● GOAL: Find every line in the records that holds the string "name". Copy each one.

● DATA FOR THE TASK:
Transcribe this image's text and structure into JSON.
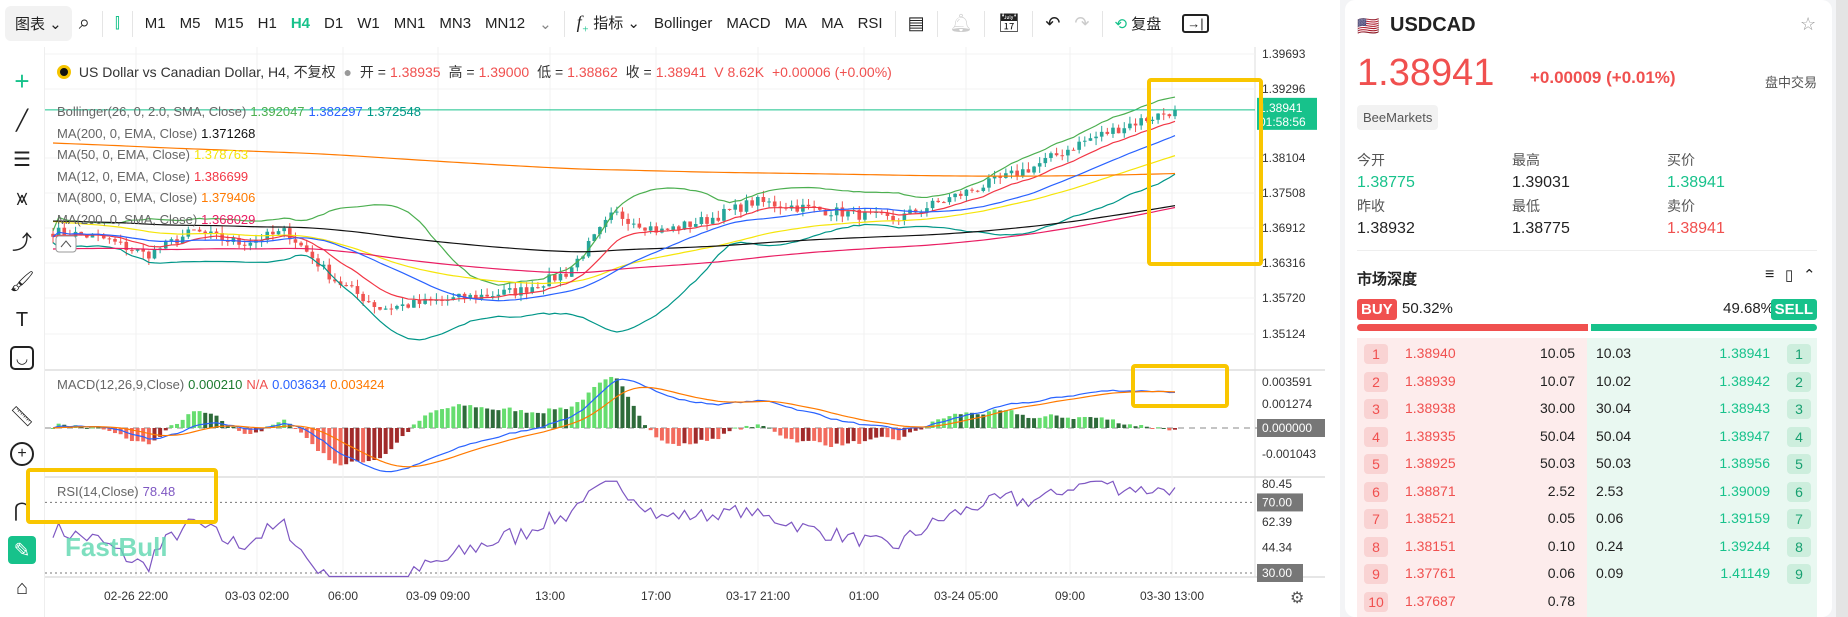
{
  "toolbar": {
    "chart_menu": "图表 ⌄",
    "timeframes": [
      "M1",
      "M5",
      "M15",
      "H1",
      "H4",
      "D1",
      "W1",
      "MN1",
      "MN3",
      "MN12"
    ],
    "active": "H4",
    "indicators_label": "指标 ⌄",
    "quick_indicators": [
      "Bollinger",
      "MACD",
      "MA",
      "MA",
      "RSI"
    ],
    "replay_label": "复盘"
  },
  "legend": {
    "title": "US Dollar vs Canadian Dollar, H4, 不复权",
    "open_label": "开 =",
    "open": "1.38935",
    "high_label": "高 =",
    "high": "1.39000",
    "low_label": "低 =",
    "low": "1.38862",
    "close_label": "收 =",
    "close": "1.38941",
    "volume": "V 8.62K",
    "change": "+0.00006 (+0.00%)",
    "indicators": [
      {
        "name": "Bollinger(26, 0, 2.0, SMA, Close)",
        "values": [
          "1.392047",
          "1.382297",
          "1.372548"
        ],
        "colors": [
          "#4caf50",
          "#2962ff",
          "#009688"
        ]
      },
      {
        "name": "MA(200, 0, EMA, Close)",
        "values": [
          "1.371268"
        ],
        "colors": [
          "#111111"
        ]
      },
      {
        "name": "MA(50, 0, EMA, Close)",
        "values": [
          "1.378763"
        ],
        "colors": [
          "#f5e50a"
        ]
      },
      {
        "name": "MA(12, 0, EMA, Close)",
        "values": [
          "1.386699"
        ],
        "colors": [
          "#f23645"
        ]
      },
      {
        "name": "MA(800, 0, EMA, Close)",
        "values": [
          "1.379406"
        ],
        "colors": [
          "#ff7a00"
        ]
      },
      {
        "name": "MA(200, 0, SMA, Close)",
        "values": [
          "1.368029"
        ],
        "colors": [
          "#e91e63"
        ]
      }
    ]
  },
  "price_axis": [
    "1.39693",
    "1.39296",
    "1.38104",
    "1.37508",
    "1.36912",
    "1.36316",
    "1.35720",
    "1.35124"
  ],
  "last_price": {
    "value": "1.38941",
    "countdown": "01:58:56"
  },
  "macd": {
    "label": "MACD(12,26,9,Close)",
    "hist": "0.000210",
    "na": "N/A",
    "macd": "0.003634",
    "signal": "0.003424",
    "axis": [
      "0.003591",
      "0.001274",
      "0.000000",
      "-0.001043"
    ]
  },
  "rsi": {
    "label": "RSI(14,Close)",
    "value": "78.48",
    "axis": [
      "80.45",
      "70.00",
      "62.39",
      "44.34",
      "30.00"
    ]
  },
  "time_axis": [
    "02-26 22:00",
    "03-03 02:00",
    "06:00",
    "03-09 09:00",
    "13:00",
    "17:00",
    "03-17 21:00",
    "01:00",
    "03-24 05:00",
    "09:00",
    "03-30 13:00"
  ],
  "watermark": "FastBull",
  "chart_data": {
    "type": "candlestick",
    "close_path": [
      1.3687,
      1.3677,
      1.3647,
      1.3687,
      1.3667,
      1.3687,
      1.3606,
      1.3556,
      1.3566,
      1.3576,
      1.3586,
      1.3617,
      1.3718,
      1.3687,
      1.3707,
      1.3738,
      1.3728,
      1.3718,
      1.3707,
      1.3738,
      1.3768,
      1.3798,
      1.3839,
      1.3869,
      1.3894
    ],
    "colors": {
      "up": "#26a69a",
      "down": "#ef5350"
    }
  },
  "panel": {
    "symbol": "USDCAD",
    "price": "1.38941",
    "change": "+0.00009",
    "change_pct": "(+0.01%)",
    "session": "盘中交易",
    "broker": "BeeMarkets",
    "stats": [
      {
        "label": "今开",
        "value": "1.38775",
        "color": "#17c28b"
      },
      {
        "label": "最高",
        "value": "1.39031",
        "color": "#222"
      },
      {
        "label": "买价",
        "value": "1.38941",
        "color": "#17c28b"
      },
      {
        "label": "昨收",
        "value": "1.38932",
        "color": "#222"
      },
      {
        "label": "最低",
        "value": "1.38775",
        "color": "#222"
      },
      {
        "label": "卖价",
        "value": "1.38941",
        "color": "#f0504f"
      }
    ],
    "depth_title": "市场深度",
    "buy_label": "BUY",
    "buy_pct": "50.32%",
    "sell_label": "SELL",
    "sell_pct": "49.68%",
    "buy_ratio": 50.32,
    "bids": [
      [
        "1",
        "1.38940",
        "10.05"
      ],
      [
        "2",
        "1.38939",
        "10.07"
      ],
      [
        "3",
        "1.38938",
        "30.00"
      ],
      [
        "4",
        "1.38935",
        "50.04"
      ],
      [
        "5",
        "1.38925",
        "50.03"
      ],
      [
        "6",
        "1.38871",
        "2.52"
      ],
      [
        "7",
        "1.38521",
        "0.05"
      ],
      [
        "8",
        "1.38151",
        "0.10"
      ],
      [
        "9",
        "1.37761",
        "0.06"
      ],
      [
        "10",
        "1.37687",
        "0.78"
      ]
    ],
    "asks": [
      [
        "10.03",
        "1.38941",
        "1"
      ],
      [
        "10.02",
        "1.38942",
        "2"
      ],
      [
        "30.04",
        "1.38943",
        "3"
      ],
      [
        "50.04",
        "1.38947",
        "4"
      ],
      [
        "50.03",
        "1.38956",
        "5"
      ],
      [
        "2.53",
        "1.39009",
        "6"
      ],
      [
        "0.06",
        "1.39159",
        "7"
      ],
      [
        "0.24",
        "1.39244",
        "8"
      ],
      [
        "0.09",
        "1.41149",
        "9"
      ]
    ]
  }
}
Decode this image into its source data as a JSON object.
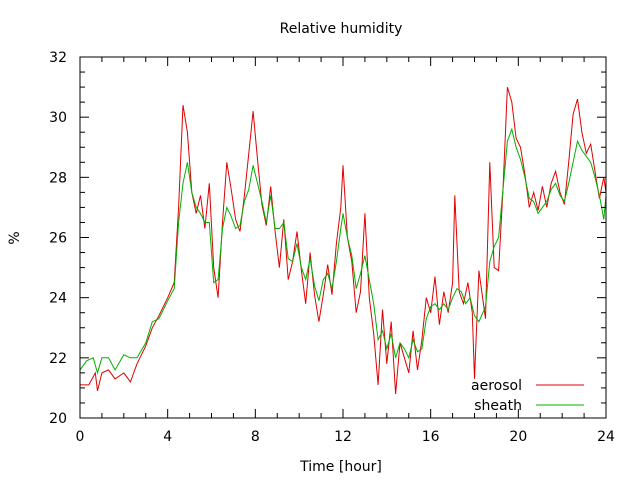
{
  "chart_data": {
    "type": "line",
    "title": "Relative humidity",
    "xlabel": "Time [hour]",
    "ylabel": "%",
    "xlim": [
      0,
      24
    ],
    "ylim": [
      20,
      32
    ],
    "x_ticks": [
      0,
      4,
      8,
      12,
      16,
      20,
      24
    ],
    "y_ticks": [
      20,
      22,
      24,
      26,
      28,
      30,
      32
    ],
    "grid": false,
    "legend_position": "bottom-right",
    "series": [
      {
        "name": "aerosol",
        "color": "#e00000",
        "points": [
          [
            0.0,
            21.1
          ],
          [
            0.4,
            21.1
          ],
          [
            0.7,
            21.5
          ],
          [
            0.8,
            20.9
          ],
          [
            1.0,
            21.5
          ],
          [
            1.3,
            21.6
          ],
          [
            1.6,
            21.3
          ],
          [
            2.0,
            21.5
          ],
          [
            2.3,
            21.2
          ],
          [
            2.6,
            21.8
          ],
          [
            3.0,
            22.4
          ],
          [
            3.3,
            23.0
          ],
          [
            3.6,
            23.4
          ],
          [
            4.0,
            24.0
          ],
          [
            4.3,
            24.5
          ],
          [
            4.5,
            27.0
          ],
          [
            4.7,
            30.4
          ],
          [
            4.9,
            29.5
          ],
          [
            5.1,
            27.5
          ],
          [
            5.3,
            26.8
          ],
          [
            5.5,
            27.4
          ],
          [
            5.7,
            26.3
          ],
          [
            5.9,
            27.8
          ],
          [
            6.1,
            25.0
          ],
          [
            6.3,
            24.0
          ],
          [
            6.5,
            26.5
          ],
          [
            6.7,
            28.5
          ],
          [
            6.9,
            27.6
          ],
          [
            7.1,
            26.6
          ],
          [
            7.3,
            26.2
          ],
          [
            7.5,
            27.4
          ],
          [
            7.7,
            28.8
          ],
          [
            7.9,
            30.2
          ],
          [
            8.1,
            28.6
          ],
          [
            8.3,
            27.1
          ],
          [
            8.5,
            26.4
          ],
          [
            8.7,
            27.7
          ],
          [
            8.9,
            26.2
          ],
          [
            9.1,
            25.0
          ],
          [
            9.3,
            26.6
          ],
          [
            9.5,
            24.6
          ],
          [
            9.7,
            25.2
          ],
          [
            9.9,
            26.2
          ],
          [
            10.1,
            24.9
          ],
          [
            10.3,
            23.8
          ],
          [
            10.5,
            25.5
          ],
          [
            10.7,
            24.1
          ],
          [
            10.9,
            23.2
          ],
          [
            11.1,
            24.1
          ],
          [
            11.3,
            25.1
          ],
          [
            11.5,
            24.1
          ],
          [
            11.7,
            25.8
          ],
          [
            11.9,
            27.0
          ],
          [
            12.0,
            28.4
          ],
          [
            12.2,
            26.0
          ],
          [
            12.4,
            25.2
          ],
          [
            12.6,
            23.5
          ],
          [
            12.8,
            24.2
          ],
          [
            13.0,
            26.8
          ],
          [
            13.2,
            24.0
          ],
          [
            13.4,
            22.8
          ],
          [
            13.6,
            21.1
          ],
          [
            13.8,
            23.6
          ],
          [
            14.0,
            21.8
          ],
          [
            14.2,
            23.2
          ],
          [
            14.4,
            20.8
          ],
          [
            14.6,
            22.5
          ],
          [
            14.8,
            22.0
          ],
          [
            15.0,
            21.5
          ],
          [
            15.2,
            22.9
          ],
          [
            15.4,
            21.6
          ],
          [
            15.6,
            22.6
          ],
          [
            15.8,
            24.0
          ],
          [
            16.0,
            23.5
          ],
          [
            16.2,
            24.7
          ],
          [
            16.4,
            23.1
          ],
          [
            16.6,
            24.2
          ],
          [
            16.8,
            23.5
          ],
          [
            17.0,
            24.5
          ],
          [
            17.1,
            27.4
          ],
          [
            17.3,
            24.2
          ],
          [
            17.5,
            23.8
          ],
          [
            17.7,
            24.5
          ],
          [
            17.9,
            23.5
          ],
          [
            18.0,
            21.3
          ],
          [
            18.2,
            24.9
          ],
          [
            18.5,
            23.3
          ],
          [
            18.7,
            28.5
          ],
          [
            18.9,
            25.0
          ],
          [
            19.1,
            24.9
          ],
          [
            19.3,
            27.6
          ],
          [
            19.5,
            31.0
          ],
          [
            19.7,
            30.5
          ],
          [
            19.9,
            29.3
          ],
          [
            20.1,
            29.0
          ],
          [
            20.3,
            28.1
          ],
          [
            20.5,
            27.0
          ],
          [
            20.7,
            27.5
          ],
          [
            20.9,
            26.9
          ],
          [
            21.1,
            27.7
          ],
          [
            21.3,
            27.0
          ],
          [
            21.5,
            27.8
          ],
          [
            21.7,
            28.2
          ],
          [
            21.9,
            27.5
          ],
          [
            22.1,
            27.1
          ],
          [
            22.3,
            28.5
          ],
          [
            22.5,
            30.1
          ],
          [
            22.7,
            30.6
          ],
          [
            22.9,
            29.5
          ],
          [
            23.1,
            28.8
          ],
          [
            23.3,
            29.1
          ],
          [
            23.5,
            28.2
          ],
          [
            23.7,
            27.3
          ],
          [
            23.9,
            28.0
          ],
          [
            24.0,
            27.5
          ]
        ]
      },
      {
        "name": "sheath",
        "color": "#00b000",
        "points": [
          [
            0.0,
            21.6
          ],
          [
            0.3,
            21.9
          ],
          [
            0.6,
            22.0
          ],
          [
            0.8,
            21.5
          ],
          [
            1.0,
            22.0
          ],
          [
            1.3,
            22.0
          ],
          [
            1.6,
            21.6
          ],
          [
            2.0,
            22.1
          ],
          [
            2.3,
            22.0
          ],
          [
            2.6,
            22.0
          ],
          [
            3.0,
            22.5
          ],
          [
            3.3,
            23.2
          ],
          [
            3.6,
            23.3
          ],
          [
            4.0,
            23.9
          ],
          [
            4.3,
            24.3
          ],
          [
            4.5,
            26.5
          ],
          [
            4.7,
            27.8
          ],
          [
            4.9,
            28.5
          ],
          [
            5.1,
            27.5
          ],
          [
            5.3,
            27.0
          ],
          [
            5.5,
            26.8
          ],
          [
            5.7,
            26.5
          ],
          [
            5.9,
            26.5
          ],
          [
            6.1,
            24.5
          ],
          [
            6.3,
            24.6
          ],
          [
            6.5,
            26.3
          ],
          [
            6.7,
            27.0
          ],
          [
            6.9,
            26.7
          ],
          [
            7.1,
            26.3
          ],
          [
            7.3,
            26.4
          ],
          [
            7.5,
            27.2
          ],
          [
            7.7,
            27.6
          ],
          [
            7.9,
            28.4
          ],
          [
            8.1,
            27.8
          ],
          [
            8.3,
            27.2
          ],
          [
            8.5,
            26.5
          ],
          [
            8.7,
            27.4
          ],
          [
            8.9,
            26.3
          ],
          [
            9.1,
            26.3
          ],
          [
            9.3,
            26.5
          ],
          [
            9.5,
            25.3
          ],
          [
            9.7,
            25.2
          ],
          [
            9.9,
            25.8
          ],
          [
            10.1,
            25.0
          ],
          [
            10.3,
            24.6
          ],
          [
            10.5,
            25.3
          ],
          [
            10.7,
            24.4
          ],
          [
            10.9,
            23.9
          ],
          [
            11.1,
            24.6
          ],
          [
            11.3,
            24.8
          ],
          [
            11.5,
            24.3
          ],
          [
            11.7,
            25.2
          ],
          [
            11.9,
            26.3
          ],
          [
            12.0,
            26.8
          ],
          [
            12.2,
            26.0
          ],
          [
            12.4,
            25.4
          ],
          [
            12.6,
            24.3
          ],
          [
            12.8,
            24.8
          ],
          [
            13.0,
            25.4
          ],
          [
            13.2,
            24.6
          ],
          [
            13.4,
            23.8
          ],
          [
            13.6,
            22.6
          ],
          [
            13.8,
            22.9
          ],
          [
            14.0,
            22.3
          ],
          [
            14.2,
            22.8
          ],
          [
            14.4,
            22.0
          ],
          [
            14.6,
            22.5
          ],
          [
            14.8,
            22.3
          ],
          [
            15.0,
            22.0
          ],
          [
            15.2,
            22.6
          ],
          [
            15.4,
            22.2
          ],
          [
            15.6,
            22.3
          ],
          [
            15.8,
            23.3
          ],
          [
            16.0,
            23.7
          ],
          [
            16.2,
            23.8
          ],
          [
            16.4,
            23.6
          ],
          [
            16.6,
            23.8
          ],
          [
            16.8,
            23.6
          ],
          [
            17.0,
            24.0
          ],
          [
            17.2,
            24.3
          ],
          [
            17.4,
            24.2
          ],
          [
            17.6,
            23.8
          ],
          [
            17.8,
            24.0
          ],
          [
            18.0,
            23.4
          ],
          [
            18.2,
            23.2
          ],
          [
            18.5,
            23.7
          ],
          [
            18.7,
            25.2
          ],
          [
            18.9,
            25.7
          ],
          [
            19.1,
            26.0
          ],
          [
            19.3,
            27.6
          ],
          [
            19.5,
            29.2
          ],
          [
            19.7,
            29.6
          ],
          [
            19.9,
            29.0
          ],
          [
            20.1,
            28.6
          ],
          [
            20.3,
            28.0
          ],
          [
            20.5,
            27.3
          ],
          [
            20.7,
            27.2
          ],
          [
            20.9,
            26.8
          ],
          [
            21.1,
            27.0
          ],
          [
            21.3,
            27.2
          ],
          [
            21.5,
            27.6
          ],
          [
            21.7,
            27.8
          ],
          [
            21.9,
            27.4
          ],
          [
            22.1,
            27.2
          ],
          [
            22.3,
            27.8
          ],
          [
            22.5,
            28.5
          ],
          [
            22.7,
            29.2
          ],
          [
            22.9,
            28.9
          ],
          [
            23.1,
            28.7
          ],
          [
            23.3,
            28.5
          ],
          [
            23.5,
            28.0
          ],
          [
            23.7,
            27.4
          ],
          [
            23.9,
            26.6
          ],
          [
            24.0,
            27.4
          ]
        ]
      }
    ]
  }
}
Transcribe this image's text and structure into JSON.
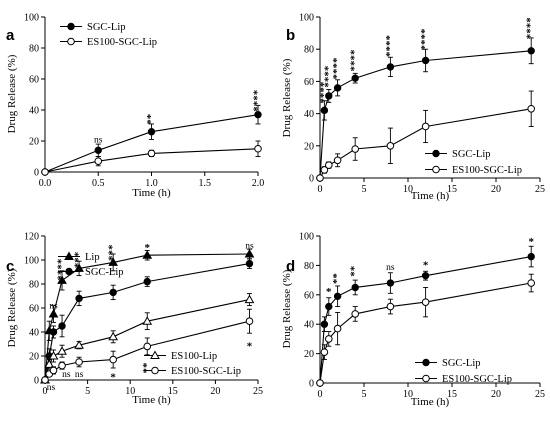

● RESULT BELOW:
        "name": "Bollinger(26, 0, 2.0, SMA, Close)",
        "name": "MA(200, 0, EMA, Close)",
        "name": "MA(50, 0, EMA, Close)",
        "name": "MA(12, 0, EMA, Close)",
        "name": "MA(800, 0, EMA, Close)",
        "name": "MA(200, 0, SMA, Close)",
        "name": "aerosol",
        "name": "sheath",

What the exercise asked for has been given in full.